▶ **Challenge**
How many lines in this data contain the string "taken"? Reply with the number only.

* BEGIN *

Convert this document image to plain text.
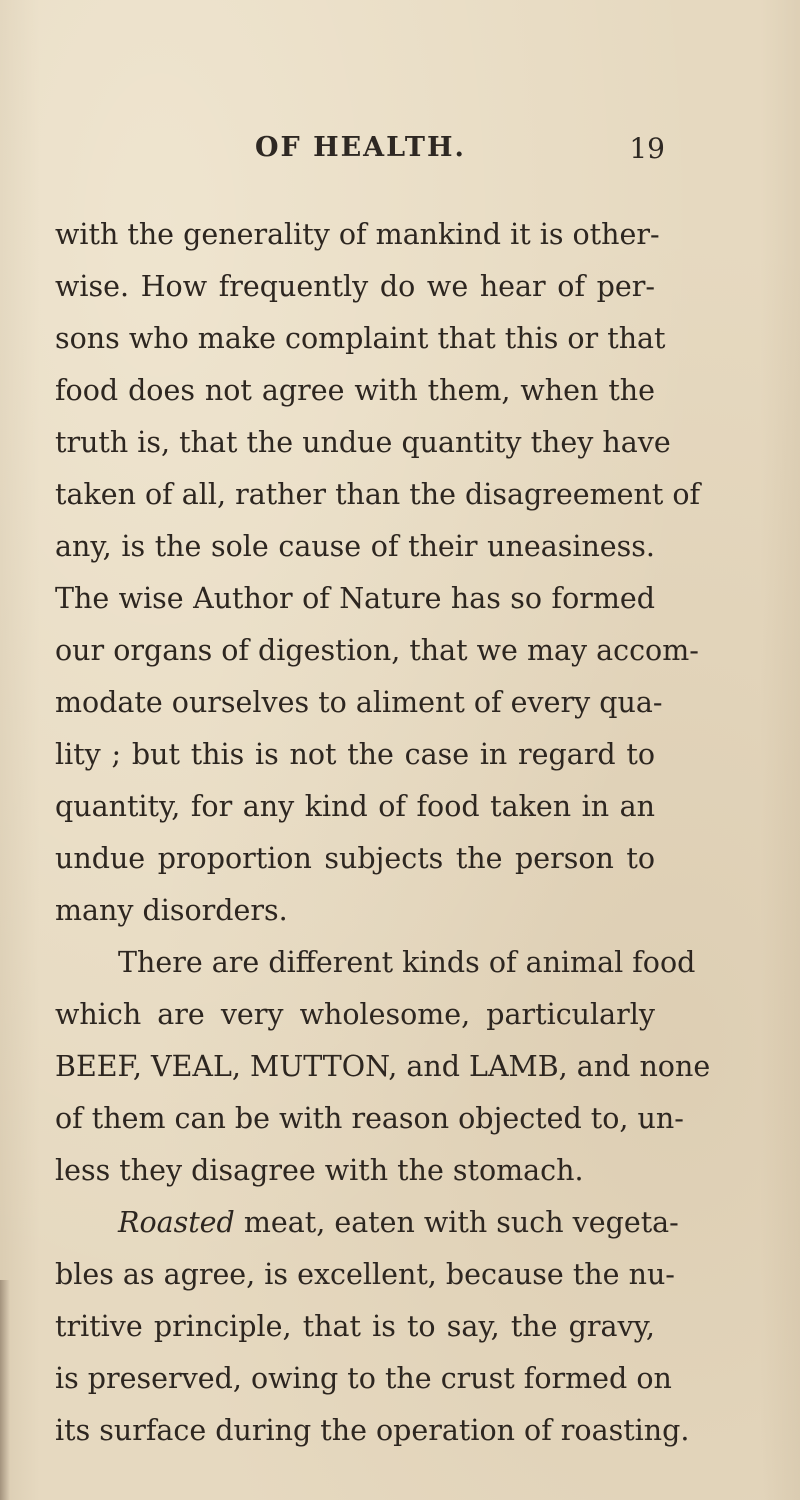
OF HEALTH.	19
with the generality of mankind it is other-
wise. How frequently do we hear of per-
sons who make complaint that this or that
food does not agree with them, when the
truth is, that the undue quantity they have
taken of all, rather than the disagreement of
any, is the sole cause of their uneasiness.
The wise Author of Nature has so formed
our organs of digestion, that we may accom-
modate ourselves to aliment of every qua-
lity ; but this is not the case in regard to
quantity, for any kind of food taken in an
undue proportion subjects the person to
many disorders.
There are different kinds of animal food
which are very wholesome, particularly
BEEF, VEAL, MUTTON, and LAMB, and none
of them can be with reason objected to, un-
less they disagree with the stomach.
Roasted meat, eaten with such vegeta-
bles as agree, is excellent, because the nu-
tritive principle, that is to say, the gravy,
is preserved, owing to the crust formed on
its surface during the operation of roasting.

* END *

▶ **Output of the exercise**
2